Saved entries
▬▬▬▬▬▬
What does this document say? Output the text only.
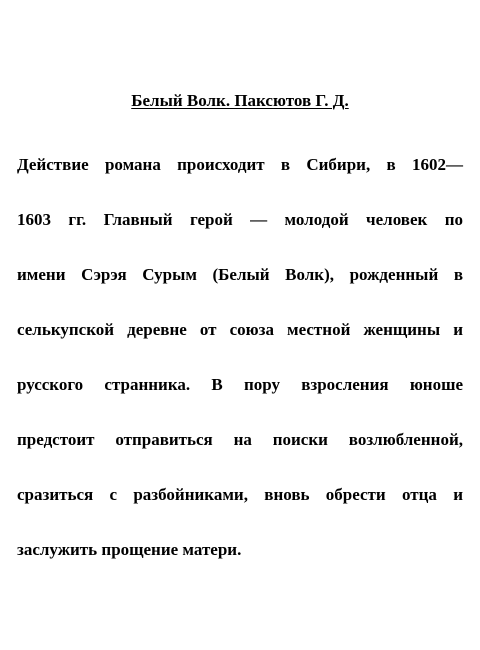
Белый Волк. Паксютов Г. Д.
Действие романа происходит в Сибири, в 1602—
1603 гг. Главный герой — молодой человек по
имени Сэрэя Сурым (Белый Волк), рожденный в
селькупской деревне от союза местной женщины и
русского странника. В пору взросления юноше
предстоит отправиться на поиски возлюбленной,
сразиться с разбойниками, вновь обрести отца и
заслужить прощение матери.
▬▬▬▬▬▬
What is asked. Copy out each record shown above without alteration, skipping any picture.

Output for this task.
What does this document say? Output the text only.
Белый Волк. Паксютов Г. Д.
Действие романа происходит в Сибири, в 1602—
1603 гг. Главный герой — молодой человек по
имени Сэрэя Сурым (Белый Волк), рожденный в
селькупской деревне от союза местной женщины и
русского странника. В пору взросления юноше
предстоит отправиться на поиски возлюбленной,
сразиться с разбойниками, вновь обрести отца и
заслужить прощение матери.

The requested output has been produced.